Source:
Coaching through the stages of team development

The Three Phase Approach

Episode 7 of the Teams Transformed podcast

Teams Transformed is the podcast for courageous coaches, curious leaders, and anyone passionate about unlocking the true power of teams. Hosted by TCS Founder and Senior Faculty Georgina Woudstra and Allard De Jong, listen to explore transformational insights on how to coach teams with presence, depth, and emergence, diving into not just the tools, but the art of team coaching itself.

About this Episode

In the seventh episode of Teams Transformed, Georgina and Allard explore the stages of team development through a Gestalt lens. Moving beyond traditional models like Tuckman's forming-storming-norming-performing, they reveal how understanding beginnings, middles, and endings can transform how coaches intervene and support teams through their natural evolution. This practical framework helps coaches recognise where teams are in their development and what's needed to guide them forward.

Through personal stories and real examples, they demonstrate how teams move from polite harmony through necessary conflict to genuine cohesion and why each stage matters for team effectiveness.


Key Themes Explored

Beyond Tuckman: A Gestalt Perspective

While acknowledging the value of traditional team development models, Georgina introduces the Gestalt Institute of Cleveland's approach: orientation and inclusion (beginnings), differentiation (middles), and cohesion (endings). This framework applies not just to a team's lifespan, but to individual coaching sessions, workshops, and project cycles. The beauty lies in its simplicity - every team gathering has a beginning, middle, and end that coaches can navigate intentionally.

Data:
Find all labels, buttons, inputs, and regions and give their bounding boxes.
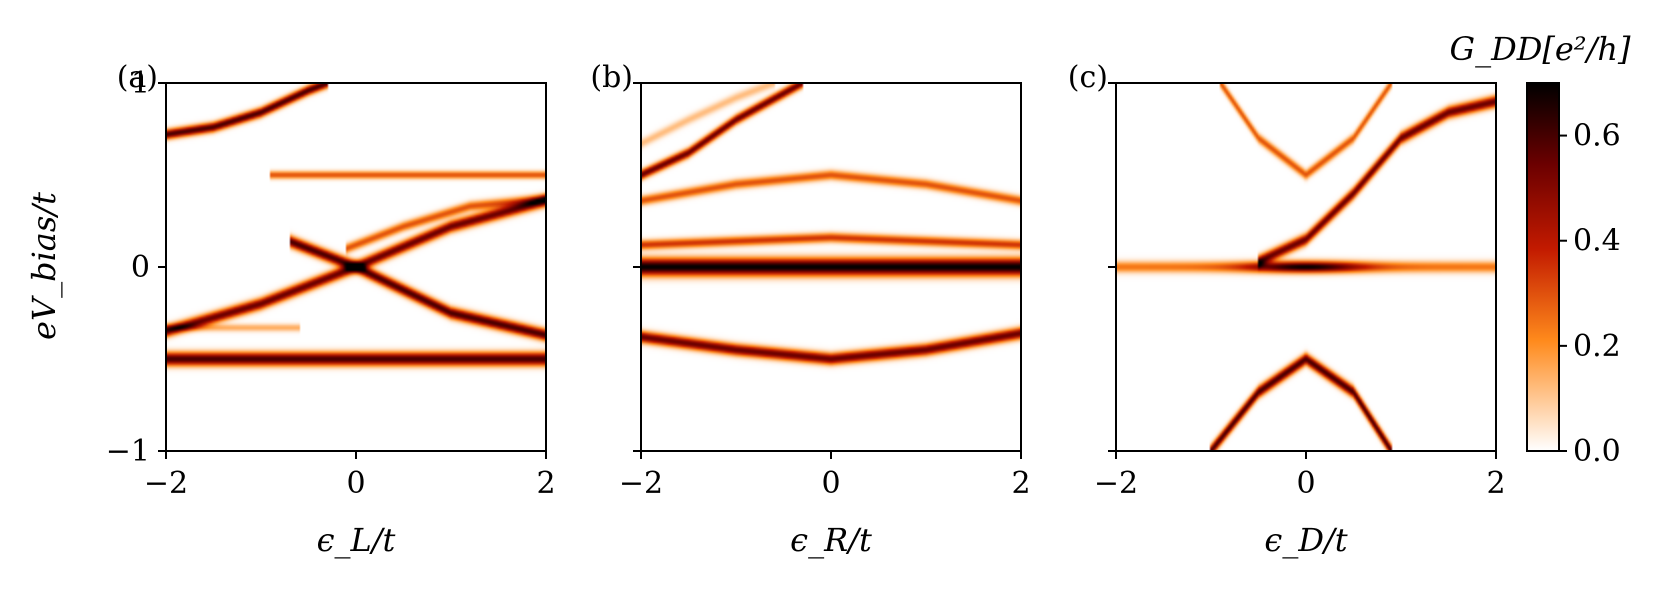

To-do list:
**a)** In one to three sentences, explain why the podcast episode description says the beauty of the Gestalt framework lies in its simplicity.
**b)** Copy the podcast episode description word for word, from "Key Themes Explored" up to and including "can navigate intentionally.".
**c)** Continue the podcast episode description, starting right after its final sentence.
The data above comes from a separate source.

Outputs in order:
**a)** Every team gathering has a beginning, middle, and end that coaches can navigate intentionally. That is why the framework applies not only to a team's lifespan but also to individual coaching sessions, workshops, and project cycles.

**b)**
Key Themes Explored

Beyond Tuckman: A Gestalt Perspective

While acknowledging the value of traditional team development models, Georgina introduces the Gestalt Institute of Cleveland's approach: orientation and inclusion (beginnings), differentiation (middles), and cohesion (endings). This framework applies not just to a team's lifespan, but to individual coaching sessions, workshops, and project cycles. The beauty lies in its simplicity - every team gathering has a beginning, middle, and end that coaches can navigate intentionally.

**c)**
Beginnings: Orientation and inclusion

The beginning stage is characterised by anxiety, social posturing, and self-focused attention. Team members wonder: Will I fit in? What are the rules? Can I speak up? Georgina describes showing up in "mode one" (facilitator mode) to provide clarity, structure, and safety. The critical work is getting everyone's voice in the room - not as a technique, but because people haven't truly arrived until they've made contact. The hosts emphasise meeting teams at "depth one or two" of the swimming pool metaphor, avoiding the temptation to prize away protection too quickly.

Middles: The necessary work of differentiation

Differentiation emerges when someone breaks the spell of polite harmony - disagreeing, expressing boredom, or challenging another perspective. Allard reframes conflict as "an indication that the team is actually growing and maturing." Rather than competing opinions being right or wrong, they represent different figures that need voice and support. The hosts describe interventions that "fatten" dissenting voices and create exchanges between differing perspectives in front of the team. This stage is where withholding transforms into useful data that can actually change the team's course.

The cost of withdrawing

Georgina highlights the organisational impact of executive teams where members withhold crucial thoughts and feelings during meetings. Given the collective cost of senior time and the significance of their decisions, effectiveness becomes impossible without surfacing what's really present. The hosts address the common phenomenon of someone voicing concerns in the last two minutes when there's no opportunity to change course, revealing the team's inability to make use of available data in real time.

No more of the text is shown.